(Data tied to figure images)

[START]

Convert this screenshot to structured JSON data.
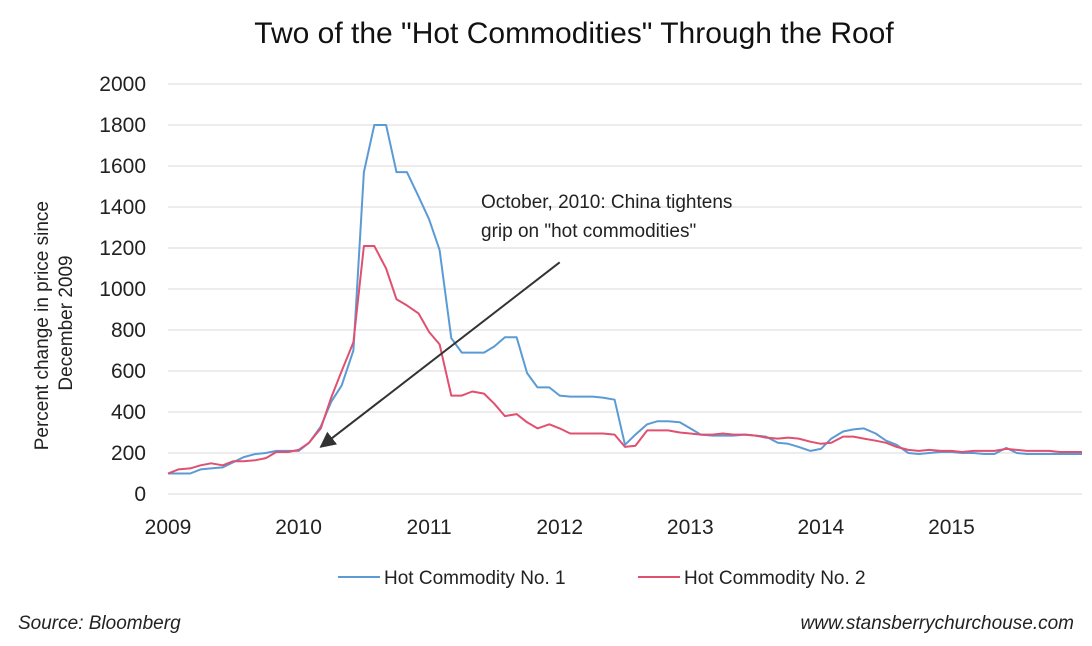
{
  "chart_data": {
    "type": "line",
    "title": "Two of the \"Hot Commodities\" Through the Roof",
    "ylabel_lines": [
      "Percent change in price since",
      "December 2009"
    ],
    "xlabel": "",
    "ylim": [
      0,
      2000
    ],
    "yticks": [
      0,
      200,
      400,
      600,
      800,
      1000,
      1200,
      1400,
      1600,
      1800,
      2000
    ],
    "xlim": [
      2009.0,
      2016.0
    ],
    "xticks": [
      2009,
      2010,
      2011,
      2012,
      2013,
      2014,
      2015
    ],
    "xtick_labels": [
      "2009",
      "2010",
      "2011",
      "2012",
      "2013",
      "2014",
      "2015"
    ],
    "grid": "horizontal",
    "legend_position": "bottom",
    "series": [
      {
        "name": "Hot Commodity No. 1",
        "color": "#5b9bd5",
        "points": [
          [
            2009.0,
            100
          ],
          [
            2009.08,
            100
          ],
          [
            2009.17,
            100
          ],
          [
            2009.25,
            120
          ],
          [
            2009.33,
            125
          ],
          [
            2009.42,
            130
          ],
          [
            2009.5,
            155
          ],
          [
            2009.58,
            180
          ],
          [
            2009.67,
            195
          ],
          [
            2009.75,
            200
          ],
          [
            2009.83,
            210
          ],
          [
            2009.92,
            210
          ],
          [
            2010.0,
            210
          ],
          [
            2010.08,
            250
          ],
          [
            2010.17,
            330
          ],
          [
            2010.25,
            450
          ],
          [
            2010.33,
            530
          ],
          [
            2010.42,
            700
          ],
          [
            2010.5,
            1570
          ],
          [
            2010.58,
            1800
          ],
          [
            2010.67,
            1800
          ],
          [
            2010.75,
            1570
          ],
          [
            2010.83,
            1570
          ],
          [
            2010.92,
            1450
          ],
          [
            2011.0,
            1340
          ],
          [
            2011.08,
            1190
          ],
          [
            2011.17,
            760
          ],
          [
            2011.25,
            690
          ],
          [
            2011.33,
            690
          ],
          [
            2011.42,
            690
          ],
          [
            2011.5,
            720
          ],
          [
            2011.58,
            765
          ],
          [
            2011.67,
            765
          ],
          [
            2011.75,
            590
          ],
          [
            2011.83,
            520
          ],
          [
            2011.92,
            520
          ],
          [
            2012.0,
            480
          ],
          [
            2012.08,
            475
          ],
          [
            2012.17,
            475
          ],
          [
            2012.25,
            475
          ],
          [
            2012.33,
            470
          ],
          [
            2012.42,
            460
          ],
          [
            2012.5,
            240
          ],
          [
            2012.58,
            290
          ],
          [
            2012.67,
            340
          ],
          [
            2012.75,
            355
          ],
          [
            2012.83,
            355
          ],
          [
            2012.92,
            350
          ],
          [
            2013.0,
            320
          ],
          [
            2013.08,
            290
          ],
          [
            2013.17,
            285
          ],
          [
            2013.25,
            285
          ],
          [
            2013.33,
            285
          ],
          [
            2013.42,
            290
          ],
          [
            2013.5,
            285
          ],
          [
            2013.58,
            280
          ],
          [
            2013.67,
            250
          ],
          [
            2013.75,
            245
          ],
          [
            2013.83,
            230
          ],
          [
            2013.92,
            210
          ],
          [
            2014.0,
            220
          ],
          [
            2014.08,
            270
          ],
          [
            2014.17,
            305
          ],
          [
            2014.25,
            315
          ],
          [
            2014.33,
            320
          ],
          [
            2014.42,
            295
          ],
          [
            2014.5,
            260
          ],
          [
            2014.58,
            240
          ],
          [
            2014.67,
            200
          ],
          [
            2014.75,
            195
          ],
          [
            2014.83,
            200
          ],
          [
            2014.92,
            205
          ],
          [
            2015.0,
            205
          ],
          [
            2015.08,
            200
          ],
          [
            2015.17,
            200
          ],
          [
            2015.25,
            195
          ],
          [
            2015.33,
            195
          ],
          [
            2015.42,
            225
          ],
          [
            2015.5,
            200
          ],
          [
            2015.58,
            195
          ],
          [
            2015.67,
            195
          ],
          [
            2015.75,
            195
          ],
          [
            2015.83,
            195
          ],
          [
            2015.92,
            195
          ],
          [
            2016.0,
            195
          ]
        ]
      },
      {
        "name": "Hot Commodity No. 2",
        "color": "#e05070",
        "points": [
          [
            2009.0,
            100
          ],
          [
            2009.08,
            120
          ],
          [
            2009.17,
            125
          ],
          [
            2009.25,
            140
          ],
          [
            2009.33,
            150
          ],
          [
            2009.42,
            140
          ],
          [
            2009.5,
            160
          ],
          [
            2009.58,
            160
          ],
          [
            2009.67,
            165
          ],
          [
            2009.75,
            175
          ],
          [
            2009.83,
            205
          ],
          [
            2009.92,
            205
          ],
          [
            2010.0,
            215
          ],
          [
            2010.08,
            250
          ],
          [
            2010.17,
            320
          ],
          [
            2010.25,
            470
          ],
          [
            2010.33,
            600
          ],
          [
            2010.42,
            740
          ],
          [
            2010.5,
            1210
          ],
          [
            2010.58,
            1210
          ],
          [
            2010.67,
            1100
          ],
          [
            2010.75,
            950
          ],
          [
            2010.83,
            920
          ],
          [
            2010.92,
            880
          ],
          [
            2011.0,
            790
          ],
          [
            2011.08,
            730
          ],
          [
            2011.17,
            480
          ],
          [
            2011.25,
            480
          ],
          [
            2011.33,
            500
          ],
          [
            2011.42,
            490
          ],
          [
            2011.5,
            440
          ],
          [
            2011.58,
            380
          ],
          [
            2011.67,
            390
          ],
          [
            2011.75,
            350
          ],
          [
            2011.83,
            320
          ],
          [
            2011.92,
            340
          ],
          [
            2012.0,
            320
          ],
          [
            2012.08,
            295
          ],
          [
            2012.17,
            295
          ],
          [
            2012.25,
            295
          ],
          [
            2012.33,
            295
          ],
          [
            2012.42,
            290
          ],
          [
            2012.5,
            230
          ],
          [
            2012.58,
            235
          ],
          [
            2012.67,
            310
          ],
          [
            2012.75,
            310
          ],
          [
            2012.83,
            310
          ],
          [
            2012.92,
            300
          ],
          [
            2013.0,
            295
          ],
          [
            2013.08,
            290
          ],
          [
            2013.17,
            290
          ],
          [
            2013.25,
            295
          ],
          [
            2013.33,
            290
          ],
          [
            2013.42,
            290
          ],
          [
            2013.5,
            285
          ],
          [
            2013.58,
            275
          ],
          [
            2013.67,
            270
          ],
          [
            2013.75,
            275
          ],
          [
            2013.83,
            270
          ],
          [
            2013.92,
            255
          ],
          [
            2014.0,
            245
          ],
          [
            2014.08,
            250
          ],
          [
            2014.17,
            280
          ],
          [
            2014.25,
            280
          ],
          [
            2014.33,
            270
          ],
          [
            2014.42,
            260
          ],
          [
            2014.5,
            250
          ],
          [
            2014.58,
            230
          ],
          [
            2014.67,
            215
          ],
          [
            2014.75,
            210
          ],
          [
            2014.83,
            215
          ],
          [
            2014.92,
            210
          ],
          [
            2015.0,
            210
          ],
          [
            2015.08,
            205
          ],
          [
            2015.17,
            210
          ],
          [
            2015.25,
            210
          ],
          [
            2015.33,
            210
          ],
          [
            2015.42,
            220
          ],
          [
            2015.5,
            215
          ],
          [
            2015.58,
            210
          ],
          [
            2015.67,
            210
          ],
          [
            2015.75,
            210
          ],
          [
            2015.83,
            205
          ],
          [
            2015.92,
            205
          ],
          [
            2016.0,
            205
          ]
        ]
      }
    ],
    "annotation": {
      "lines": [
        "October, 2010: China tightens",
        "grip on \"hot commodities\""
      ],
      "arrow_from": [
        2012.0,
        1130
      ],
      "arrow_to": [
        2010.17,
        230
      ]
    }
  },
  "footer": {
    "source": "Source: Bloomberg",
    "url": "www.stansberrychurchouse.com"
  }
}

[END]

Task brief: Your task is to return the entries above exactly, with no pictures.

Solution for this task:
Convert this screenshot to structured JSON data.
{
  "chart_data": {
    "type": "line",
    "title": "Two of the \"Hot Commodities\" Through the Roof",
    "ylabel_lines": [
      "Percent change in price since",
      "December 2009"
    ],
    "xlabel": "",
    "ylim": [
      0,
      2000
    ],
    "yticks": [
      0,
      200,
      400,
      600,
      800,
      1000,
      1200,
      1400,
      1600,
      1800,
      2000
    ],
    "xlim": [
      2009.0,
      2016.0
    ],
    "xticks": [
      2009,
      2010,
      2011,
      2012,
      2013,
      2014,
      2015
    ],
    "xtick_labels": [
      "2009",
      "2010",
      "2011",
      "2012",
      "2013",
      "2014",
      "2015"
    ],
    "grid": "horizontal",
    "legend_position": "bottom",
    "series": [
      {
        "name": "Hot Commodity No. 1",
        "color": "#5b9bd5",
        "points": [
          [
            2009.0,
            100
          ],
          [
            2009.08,
            100
          ],
          [
            2009.17,
            100
          ],
          [
            2009.25,
            120
          ],
          [
            2009.33,
            125
          ],
          [
            2009.42,
            130
          ],
          [
            2009.5,
            155
          ],
          [
            2009.58,
            180
          ],
          [
            2009.67,
            195
          ],
          [
            2009.75,
            200
          ],
          [
            2009.83,
            210
          ],
          [
            2009.92,
            210
          ],
          [
            2010.0,
            210
          ],
          [
            2010.08,
            250
          ],
          [
            2010.17,
            330
          ],
          [
            2010.25,
            450
          ],
          [
            2010.33,
            530
          ],
          [
            2010.42,
            700
          ],
          [
            2010.5,
            1570
          ],
          [
            2010.58,
            1800
          ],
          [
            2010.67,
            1800
          ],
          [
            2010.75,
            1570
          ],
          [
            2010.83,
            1570
          ],
          [
            2010.92,
            1450
          ],
          [
            2011.0,
            1340
          ],
          [
            2011.08,
            1190
          ],
          [
            2011.17,
            760
          ],
          [
            2011.25,
            690
          ],
          [
            2011.33,
            690
          ],
          [
            2011.42,
            690
          ],
          [
            2011.5,
            720
          ],
          [
            2011.58,
            765
          ],
          [
            2011.67,
            765
          ],
          [
            2011.75,
            590
          ],
          [
            2011.83,
            520
          ],
          [
            2011.92,
            520
          ],
          [
            2012.0,
            480
          ],
          [
            2012.08,
            475
          ],
          [
            2012.17,
            475
          ],
          [
            2012.25,
            475
          ],
          [
            2012.33,
            470
          ],
          [
            2012.42,
            460
          ],
          [
            2012.5,
            240
          ],
          [
            2012.58,
            290
          ],
          [
            2012.67,
            340
          ],
          [
            2012.75,
            355
          ],
          [
            2012.83,
            355
          ],
          [
            2012.92,
            350
          ],
          [
            2013.0,
            320
          ],
          [
            2013.08,
            290
          ],
          [
            2013.17,
            285
          ],
          [
            2013.25,
            285
          ],
          [
            2013.33,
            285
          ],
          [
            2013.42,
            290
          ],
          [
            2013.5,
            285
          ],
          [
            2013.58,
            280
          ],
          [
            2013.67,
            250
          ],
          [
            2013.75,
            245
          ],
          [
            2013.83,
            230
          ],
          [
            2013.92,
            210
          ],
          [
            2014.0,
            220
          ],
          [
            2014.08,
            270
          ],
          [
            2014.17,
            305
          ],
          [
            2014.25,
            315
          ],
          [
            2014.33,
            320
          ],
          [
            2014.42,
            295
          ],
          [
            2014.5,
            260
          ],
          [
            2014.58,
            240
          ],
          [
            2014.67,
            200
          ],
          [
            2014.75,
            195
          ],
          [
            2014.83,
            200
          ],
          [
            2014.92,
            205
          ],
          [
            2015.0,
            205
          ],
          [
            2015.08,
            200
          ],
          [
            2015.17,
            200
          ],
          [
            2015.25,
            195
          ],
          [
            2015.33,
            195
          ],
          [
            2015.42,
            225
          ],
          [
            2015.5,
            200
          ],
          [
            2015.58,
            195
          ],
          [
            2015.67,
            195
          ],
          [
            2015.75,
            195
          ],
          [
            2015.83,
            195
          ],
          [
            2015.92,
            195
          ],
          [
            2016.0,
            195
          ]
        ]
      },
      {
        "name": "Hot Commodity No. 2",
        "color": "#e05070",
        "points": [
          [
            2009.0,
            100
          ],
          [
            2009.08,
            120
          ],
          [
            2009.17,
            125
          ],
          [
            2009.25,
            140
          ],
          [
            2009.33,
            150
          ],
          [
            2009.42,
            140
          ],
          [
            2009.5,
            160
          ],
          [
            2009.58,
            160
          ],
          [
            2009.67,
            165
          ],
          [
            2009.75,
            175
          ],
          [
            2009.83,
            205
          ],
          [
            2009.92,
            205
          ],
          [
            2010.0,
            215
          ],
          [
            2010.08,
            250
          ],
          [
            2010.17,
            320
          ],
          [
            2010.25,
            470
          ],
          [
            2010.33,
            600
          ],
          [
            2010.42,
            740
          ],
          [
            2010.5,
            1210
          ],
          [
            2010.58,
            1210
          ],
          [
            2010.67,
            1100
          ],
          [
            2010.75,
            950
          ],
          [
            2010.83,
            920
          ],
          [
            2010.92,
            880
          ],
          [
            2011.0,
            790
          ],
          [
            2011.08,
            730
          ],
          [
            2011.17,
            480
          ],
          [
            2011.25,
            480
          ],
          [
            2011.33,
            500
          ],
          [
            2011.42,
            490
          ],
          [
            2011.5,
            440
          ],
          [
            2011.58,
            380
          ],
          [
            2011.67,
            390
          ],
          [
            2011.75,
            350
          ],
          [
            2011.83,
            320
          ],
          [
            2011.92,
            340
          ],
          [
            2012.0,
            320
          ],
          [
            2012.08,
            295
          ],
          [
            2012.17,
            295
          ],
          [
            2012.25,
            295
          ],
          [
            2012.33,
            295
          ],
          [
            2012.42,
            290
          ],
          [
            2012.5,
            230
          ],
          [
            2012.58,
            235
          ],
          [
            2012.67,
            310
          ],
          [
            2012.75,
            310
          ],
          [
            2012.83,
            310
          ],
          [
            2012.92,
            300
          ],
          [
            2013.0,
            295
          ],
          [
            2013.08,
            290
          ],
          [
            2013.17,
            290
          ],
          [
            2013.25,
            295
          ],
          [
            2013.33,
            290
          ],
          [
            2013.42,
            290
          ],
          [
            2013.5,
            285
          ],
          [
            2013.58,
            275
          ],
          [
            2013.67,
            270
          ],
          [
            2013.75,
            275
          ],
          [
            2013.83,
            270
          ],
          [
            2013.92,
            255
          ],
          [
            2014.0,
            245
          ],
          [
            2014.08,
            250
          ],
          [
            2014.17,
            280
          ],
          [
            2014.25,
            280
          ],
          [
            2014.33,
            270
          ],
          [
            2014.42,
            260
          ],
          [
            2014.5,
            250
          ],
          [
            2014.58,
            230
          ],
          [
            2014.67,
            215
          ],
          [
            2014.75,
            210
          ],
          [
            2014.83,
            215
          ],
          [
            2014.92,
            210
          ],
          [
            2015.0,
            210
          ],
          [
            2015.08,
            205
          ],
          [
            2015.17,
            210
          ],
          [
            2015.25,
            210
          ],
          [
            2015.33,
            210
          ],
          [
            2015.42,
            220
          ],
          [
            2015.5,
            215
          ],
          [
            2015.58,
            210
          ],
          [
            2015.67,
            210
          ],
          [
            2015.75,
            210
          ],
          [
            2015.83,
            205
          ],
          [
            2015.92,
            205
          ],
          [
            2016.0,
            205
          ]
        ]
      }
    ],
    "annotation": {
      "lines": [
        "October, 2010: China tightens",
        "grip on \"hot commodities\""
      ],
      "arrow_from": [
        2012.0,
        1130
      ],
      "arrow_to": [
        2010.17,
        230
      ]
    }
  },
  "footer": {
    "source": "Source: Bloomberg",
    "url": "www.stansberrychurchouse.com"
  }
}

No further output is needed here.